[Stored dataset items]
....

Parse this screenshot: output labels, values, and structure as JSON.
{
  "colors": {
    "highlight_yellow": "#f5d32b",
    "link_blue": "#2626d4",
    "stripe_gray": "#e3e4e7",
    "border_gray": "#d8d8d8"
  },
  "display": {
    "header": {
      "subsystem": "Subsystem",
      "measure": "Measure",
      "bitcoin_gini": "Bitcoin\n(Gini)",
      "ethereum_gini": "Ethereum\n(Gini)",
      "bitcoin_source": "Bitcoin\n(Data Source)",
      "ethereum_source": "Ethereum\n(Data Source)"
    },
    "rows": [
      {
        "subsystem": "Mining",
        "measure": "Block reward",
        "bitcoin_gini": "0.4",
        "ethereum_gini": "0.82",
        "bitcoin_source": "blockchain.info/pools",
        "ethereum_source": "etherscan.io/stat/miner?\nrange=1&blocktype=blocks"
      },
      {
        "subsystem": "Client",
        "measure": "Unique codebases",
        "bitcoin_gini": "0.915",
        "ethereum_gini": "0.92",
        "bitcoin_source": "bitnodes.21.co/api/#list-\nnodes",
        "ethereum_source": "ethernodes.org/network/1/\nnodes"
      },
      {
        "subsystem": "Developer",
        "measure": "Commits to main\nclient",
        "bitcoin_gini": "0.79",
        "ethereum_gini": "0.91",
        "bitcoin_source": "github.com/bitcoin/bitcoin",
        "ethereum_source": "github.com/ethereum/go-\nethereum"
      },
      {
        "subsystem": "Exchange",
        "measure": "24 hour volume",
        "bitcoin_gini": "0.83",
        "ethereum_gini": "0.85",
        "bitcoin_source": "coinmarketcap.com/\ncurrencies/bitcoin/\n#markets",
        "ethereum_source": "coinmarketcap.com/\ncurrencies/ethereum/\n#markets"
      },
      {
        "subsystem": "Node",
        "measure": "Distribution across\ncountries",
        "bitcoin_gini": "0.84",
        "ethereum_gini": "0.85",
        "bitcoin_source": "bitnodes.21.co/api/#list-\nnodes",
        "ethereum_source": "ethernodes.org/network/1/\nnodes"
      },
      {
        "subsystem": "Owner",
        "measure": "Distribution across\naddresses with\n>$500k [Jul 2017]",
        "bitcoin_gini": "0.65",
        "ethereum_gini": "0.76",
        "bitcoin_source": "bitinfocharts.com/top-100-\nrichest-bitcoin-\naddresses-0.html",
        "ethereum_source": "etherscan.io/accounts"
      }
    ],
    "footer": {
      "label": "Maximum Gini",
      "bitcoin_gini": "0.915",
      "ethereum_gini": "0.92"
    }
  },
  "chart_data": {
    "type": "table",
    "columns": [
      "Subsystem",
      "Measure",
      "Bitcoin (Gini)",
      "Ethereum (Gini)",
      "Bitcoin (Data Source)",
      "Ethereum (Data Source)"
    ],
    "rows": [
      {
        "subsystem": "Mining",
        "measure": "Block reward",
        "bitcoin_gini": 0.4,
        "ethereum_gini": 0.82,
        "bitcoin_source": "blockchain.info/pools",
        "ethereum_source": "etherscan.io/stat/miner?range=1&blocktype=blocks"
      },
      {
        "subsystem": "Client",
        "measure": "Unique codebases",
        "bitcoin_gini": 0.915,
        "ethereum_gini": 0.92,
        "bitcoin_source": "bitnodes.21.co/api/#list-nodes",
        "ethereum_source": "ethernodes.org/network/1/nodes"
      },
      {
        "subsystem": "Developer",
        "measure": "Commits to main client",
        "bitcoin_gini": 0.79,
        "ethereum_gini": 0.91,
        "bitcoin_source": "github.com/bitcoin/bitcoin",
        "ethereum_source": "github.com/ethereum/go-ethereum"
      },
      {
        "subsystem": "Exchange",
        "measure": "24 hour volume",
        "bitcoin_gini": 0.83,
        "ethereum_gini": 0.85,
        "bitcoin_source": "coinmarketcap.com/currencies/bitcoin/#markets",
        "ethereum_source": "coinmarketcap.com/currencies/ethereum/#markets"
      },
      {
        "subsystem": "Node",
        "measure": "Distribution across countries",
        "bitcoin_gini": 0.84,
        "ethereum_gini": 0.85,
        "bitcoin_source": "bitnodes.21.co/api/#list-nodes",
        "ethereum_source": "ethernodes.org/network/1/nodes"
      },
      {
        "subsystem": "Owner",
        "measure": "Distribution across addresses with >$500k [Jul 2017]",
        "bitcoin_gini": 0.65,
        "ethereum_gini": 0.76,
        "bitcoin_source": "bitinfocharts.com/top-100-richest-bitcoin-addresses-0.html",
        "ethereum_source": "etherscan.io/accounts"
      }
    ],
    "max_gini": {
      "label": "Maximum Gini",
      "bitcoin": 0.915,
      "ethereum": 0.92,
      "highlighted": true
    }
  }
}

....

Write down all the entries again without a single difference.

| Answer to this task |
Parse this screenshot: output labels, values, and structure as JSON.
{
  "colors": {
    "highlight_yellow": "#f5d32b",
    "link_blue": "#2626d4",
    "stripe_gray": "#e3e4e7",
    "border_gray": "#d8d8d8"
  },
  "display": {
    "header": {
      "subsystem": "Subsystem",
      "measure": "Measure",
      "bitcoin_gini": "Bitcoin\n(Gini)",
      "ethereum_gini": "Ethereum\n(Gini)",
      "bitcoin_source": "Bitcoin\n(Data Source)",
      "ethereum_source": "Ethereum\n(Data Source)"
    },
    "rows": [
      {
        "subsystem": "Mining",
        "measure": "Block reward",
        "bitcoin_gini": "0.4",
        "ethereum_gini": "0.82",
        "bitcoin_source": "blockchain.info/pools",
        "ethereum_source": "etherscan.io/stat/miner?\nrange=1&blocktype=blocks"
      },
      {
        "subsystem": "Client",
        "measure": "Unique codebases",
        "bitcoin_gini": "0.915",
        "ethereum_gini": "0.92",
        "bitcoin_source": "bitnodes.21.co/api/#list-\nnodes",
        "ethereum_source": "ethernodes.org/network/1/\nnodes"
      },
      {
        "subsystem": "Developer",
        "measure": "Commits to main\nclient",
        "bitcoin_gini": "0.79",
        "ethereum_gini": "0.91",
        "bitcoin_source": "github.com/bitcoin/bitcoin",
        "ethereum_source": "github.com/ethereum/go-\nethereum"
      },
      {
        "subsystem": "Exchange",
        "measure": "24 hour volume",
        "bitcoin_gini": "0.83",
        "ethereum_gini": "0.85",
        "bitcoin_source": "coinmarketcap.com/\ncurrencies/bitcoin/\n#markets",
        "ethereum_source": "coinmarketcap.com/\ncurrencies/ethereum/\n#markets"
      },
      {
        "subsystem": "Node",
        "measure": "Distribution across\ncountries",
        "bitcoin_gini": "0.84",
        "ethereum_gini": "0.85",
        "bitcoin_source": "bitnodes.21.co/api/#list-\nnodes",
        "ethereum_source": "ethernodes.org/network/1/\nnodes"
      },
      {
        "subsystem": "Owner",
        "measure": "Distribution across\naddresses with\n>$500k [Jul 2017]",
        "bitcoin_gini": "0.65",
        "ethereum_gini": "0.76",
        "bitcoin_source": "bitinfocharts.com/top-100-\nrichest-bitcoin-\naddresses-0.html",
        "ethereum_source": "etherscan.io/accounts"
      }
    ],
    "footer": {
      "label": "Maximum Gini",
      "bitcoin_gini": "0.915",
      "ethereum_gini": "0.92"
    }
  },
  "chart_data": {
    "type": "table",
    "columns": [
      "Subsystem",
      "Measure",
      "Bitcoin (Gini)",
      "Ethereum (Gini)",
      "Bitcoin (Data Source)",
      "Ethereum (Data Source)"
    ],
    "rows": [
      {
        "subsystem": "Mining",
        "measure": "Block reward",
        "bitcoin_gini": 0.4,
        "ethereum_gini": 0.82,
        "bitcoin_source": "blockchain.info/pools",
        "ethereum_source": "etherscan.io/stat/miner?range=1&blocktype=blocks"
      },
      {
        "subsystem": "Client",
        "measure": "Unique codebases",
        "bitcoin_gini": 0.915,
        "ethereum_gini": 0.92,
        "bitcoin_source": "bitnodes.21.co/api/#list-nodes",
        "ethereum_source": "ethernodes.org/network/1/nodes"
      },
      {
        "subsystem": "Developer",
        "measure": "Commits to main client",
        "bitcoin_gini": 0.79,
        "ethereum_gini": 0.91,
        "bitcoin_source": "github.com/bitcoin/bitcoin",
        "ethereum_source": "github.com/ethereum/go-ethereum"
      },
      {
        "subsystem": "Exchange",
        "measure": "24 hour volume",
        "bitcoin_gini": 0.83,
        "ethereum_gini": 0.85,
        "bitcoin_source": "coinmarketcap.com/currencies/bitcoin/#markets",
        "ethereum_source": "coinmarketcap.com/currencies/ethereum/#markets"
      },
      {
        "subsystem": "Node",
        "measure": "Distribution across countries",
        "bitcoin_gini": 0.84,
        "ethereum_gini": 0.85,
        "bitcoin_source": "bitnodes.21.co/api/#list-nodes",
        "ethereum_source": "ethernodes.org/network/1/nodes"
      },
      {
        "subsystem": "Owner",
        "measure": "Distribution across addresses with >$500k [Jul 2017]",
        "bitcoin_gini": 0.65,
        "ethereum_gini": 0.76,
        "bitcoin_source": "bitinfocharts.com/top-100-richest-bitcoin-addresses-0.html",
        "ethereum_source": "etherscan.io/accounts"
      }
    ],
    "max_gini": {
      "label": "Maximum Gini",
      "bitcoin": 0.915,
      "ethereum": 0.92,
      "highlighted": true
    }
  }
}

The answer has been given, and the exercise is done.